What to do: Copy the data that follows exactly. Include no pictures.

Provided records:
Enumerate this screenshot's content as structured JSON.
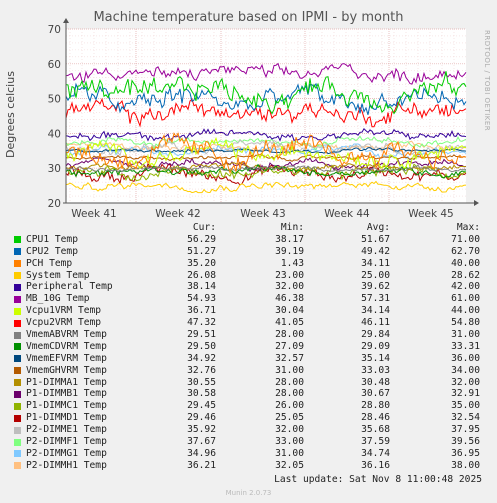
{
  "chart_data": {
    "type": "line",
    "title": "Machine temperature based on IPMI - by month",
    "ylabel": "Degrees celcius",
    "ylim": [
      20,
      70
    ],
    "yticks": [
      20,
      30,
      40,
      50,
      60,
      70
    ],
    "xticks": [
      "Week 41",
      "Week 42",
      "Week 43",
      "Week 44",
      "Week 45"
    ],
    "grid": true,
    "side_label": "RRDTOOL / TOBI OETIKER",
    "columns": [
      "Cur:",
      "Min:",
      "Avg:",
      "Max:"
    ],
    "series": [
      {
        "name": "CPU1 Temp",
        "color": "#00cc00",
        "values": [
          "56.29",
          "38.17",
          "51.67",
          "71.00"
        ]
      },
      {
        "name": "CPU2 Temp",
        "color": "#0066b3",
        "values": [
          "51.27",
          "39.19",
          "49.42",
          "62.70"
        ]
      },
      {
        "name": "PCH Temp",
        "color": "#ff8000",
        "values": [
          "35.20",
          "1.43",
          "34.11",
          "40.00"
        ]
      },
      {
        "name": "System Temp",
        "color": "#ffcc00",
        "values": [
          "26.08",
          "23.00",
          "25.00",
          "28.62"
        ]
      },
      {
        "name": "Peripheral Temp",
        "color": "#330099",
        "values": [
          "38.14",
          "32.00",
          "39.62",
          "42.00"
        ]
      },
      {
        "name": "MB_10G Temp",
        "color": "#990099",
        "values": [
          "54.93",
          "46.38",
          "57.31",
          "61.00"
        ]
      },
      {
        "name": "Vcpu1VRM Temp",
        "color": "#ccff00",
        "values": [
          "36.71",
          "30.04",
          "34.14",
          "44.00"
        ]
      },
      {
        "name": "Vcpu2VRM Temp",
        "color": "#ff0000",
        "values": [
          "47.32",
          "41.05",
          "46.11",
          "54.80"
        ]
      },
      {
        "name": "VmemABVRM Temp",
        "color": "#808080",
        "values": [
          "29.51",
          "28.00",
          "29.84",
          "31.00"
        ]
      },
      {
        "name": "VmemCDVRM Temp",
        "color": "#008f00",
        "values": [
          "29.50",
          "27.09",
          "29.09",
          "33.31"
        ]
      },
      {
        "name": "VmemEFVRM Temp",
        "color": "#00487d",
        "values": [
          "34.92",
          "32.57",
          "35.14",
          "36.00"
        ]
      },
      {
        "name": "VmemGHVRM Temp",
        "color": "#b35a00",
        "values": [
          "32.76",
          "31.00",
          "33.03",
          "34.00"
        ]
      },
      {
        "name": "P1-DIMMA1 Temp",
        "color": "#b38f00",
        "values": [
          "30.55",
          "28.00",
          "30.48",
          "32.00"
        ]
      },
      {
        "name": "P1-DIMMB1 Temp",
        "color": "#6b006b",
        "values": [
          "30.58",
          "28.00",
          "30.67",
          "32.91"
        ]
      },
      {
        "name": "P1-DIMMC1 Temp",
        "color": "#8fb300",
        "values": [
          "29.45",
          "26.00",
          "28.80",
          "35.00"
        ]
      },
      {
        "name": "P1-DIMMD1 Temp",
        "color": "#b30000",
        "values": [
          "29.46",
          "25.05",
          "28.46",
          "32.54"
        ]
      },
      {
        "name": "P2-DIMME1 Temp",
        "color": "#bebebe",
        "values": [
          "35.92",
          "32.00",
          "35.68",
          "37.95"
        ]
      },
      {
        "name": "P2-DIMMF1 Temp",
        "color": "#80ff80",
        "values": [
          "37.67",
          "33.00",
          "37.59",
          "39.56"
        ]
      },
      {
        "name": "P2-DIMMG1 Temp",
        "color": "#80c9ff",
        "values": [
          "34.96",
          "31.00",
          "34.74",
          "36.95"
        ]
      },
      {
        "name": "P2-DIMMH1 Temp",
        "color": "#ffc080",
        "values": [
          "36.21",
          "32.05",
          "36.16",
          "38.00"
        ]
      }
    ],
    "last_update": "Last update: Sat Nov  8 11:00:48 2025",
    "footer": "Munin 2.0.73"
  }
}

Solution for this problem:
Enumerate this screenshot's content as structured JSON.
{
  "chart_data": {
    "type": "line",
    "title": "Machine temperature based on IPMI - by month",
    "ylabel": "Degrees celcius",
    "ylim": [
      20,
      70
    ],
    "yticks": [
      20,
      30,
      40,
      50,
      60,
      70
    ],
    "xticks": [
      "Week 41",
      "Week 42",
      "Week 43",
      "Week 44",
      "Week 45"
    ],
    "grid": true,
    "side_label": "RRDTOOL / TOBI OETIKER",
    "columns": [
      "Cur:",
      "Min:",
      "Avg:",
      "Max:"
    ],
    "series": [
      {
        "name": "CPU1 Temp",
        "color": "#00cc00",
        "values": [
          "56.29",
          "38.17",
          "51.67",
          "71.00"
        ]
      },
      {
        "name": "CPU2 Temp",
        "color": "#0066b3",
        "values": [
          "51.27",
          "39.19",
          "49.42",
          "62.70"
        ]
      },
      {
        "name": "PCH Temp",
        "color": "#ff8000",
        "values": [
          "35.20",
          "1.43",
          "34.11",
          "40.00"
        ]
      },
      {
        "name": "System Temp",
        "color": "#ffcc00",
        "values": [
          "26.08",
          "23.00",
          "25.00",
          "28.62"
        ]
      },
      {
        "name": "Peripheral Temp",
        "color": "#330099",
        "values": [
          "38.14",
          "32.00",
          "39.62",
          "42.00"
        ]
      },
      {
        "name": "MB_10G Temp",
        "color": "#990099",
        "values": [
          "54.93",
          "46.38",
          "57.31",
          "61.00"
        ]
      },
      {
        "name": "Vcpu1VRM Temp",
        "color": "#ccff00",
        "values": [
          "36.71",
          "30.04",
          "34.14",
          "44.00"
        ]
      },
      {
        "name": "Vcpu2VRM Temp",
        "color": "#ff0000",
        "values": [
          "47.32",
          "41.05",
          "46.11",
          "54.80"
        ]
      },
      {
        "name": "VmemABVRM Temp",
        "color": "#808080",
        "values": [
          "29.51",
          "28.00",
          "29.84",
          "31.00"
        ]
      },
      {
        "name": "VmemCDVRM Temp",
        "color": "#008f00",
        "values": [
          "29.50",
          "27.09",
          "29.09",
          "33.31"
        ]
      },
      {
        "name": "VmemEFVRM Temp",
        "color": "#00487d",
        "values": [
          "34.92",
          "32.57",
          "35.14",
          "36.00"
        ]
      },
      {
        "name": "VmemGHVRM Temp",
        "color": "#b35a00",
        "values": [
          "32.76",
          "31.00",
          "33.03",
          "34.00"
        ]
      },
      {
        "name": "P1-DIMMA1 Temp",
        "color": "#b38f00",
        "values": [
          "30.55",
          "28.00",
          "30.48",
          "32.00"
        ]
      },
      {
        "name": "P1-DIMMB1 Temp",
        "color": "#6b006b",
        "values": [
          "30.58",
          "28.00",
          "30.67",
          "32.91"
        ]
      },
      {
        "name": "P1-DIMMC1 Temp",
        "color": "#8fb300",
        "values": [
          "29.45",
          "26.00",
          "28.80",
          "35.00"
        ]
      },
      {
        "name": "P1-DIMMD1 Temp",
        "color": "#b30000",
        "values": [
          "29.46",
          "25.05",
          "28.46",
          "32.54"
        ]
      },
      {
        "name": "P2-DIMME1 Temp",
        "color": "#bebebe",
        "values": [
          "35.92",
          "32.00",
          "35.68",
          "37.95"
        ]
      },
      {
        "name": "P2-DIMMF1 Temp",
        "color": "#80ff80",
        "values": [
          "37.67",
          "33.00",
          "37.59",
          "39.56"
        ]
      },
      {
        "name": "P2-DIMMG1 Temp",
        "color": "#80c9ff",
        "values": [
          "34.96",
          "31.00",
          "34.74",
          "36.95"
        ]
      },
      {
        "name": "P2-DIMMH1 Temp",
        "color": "#ffc080",
        "values": [
          "36.21",
          "32.05",
          "36.16",
          "38.00"
        ]
      }
    ],
    "last_update": "Last update: Sat Nov  8 11:00:48 2025",
    "footer": "Munin 2.0.73"
  }
}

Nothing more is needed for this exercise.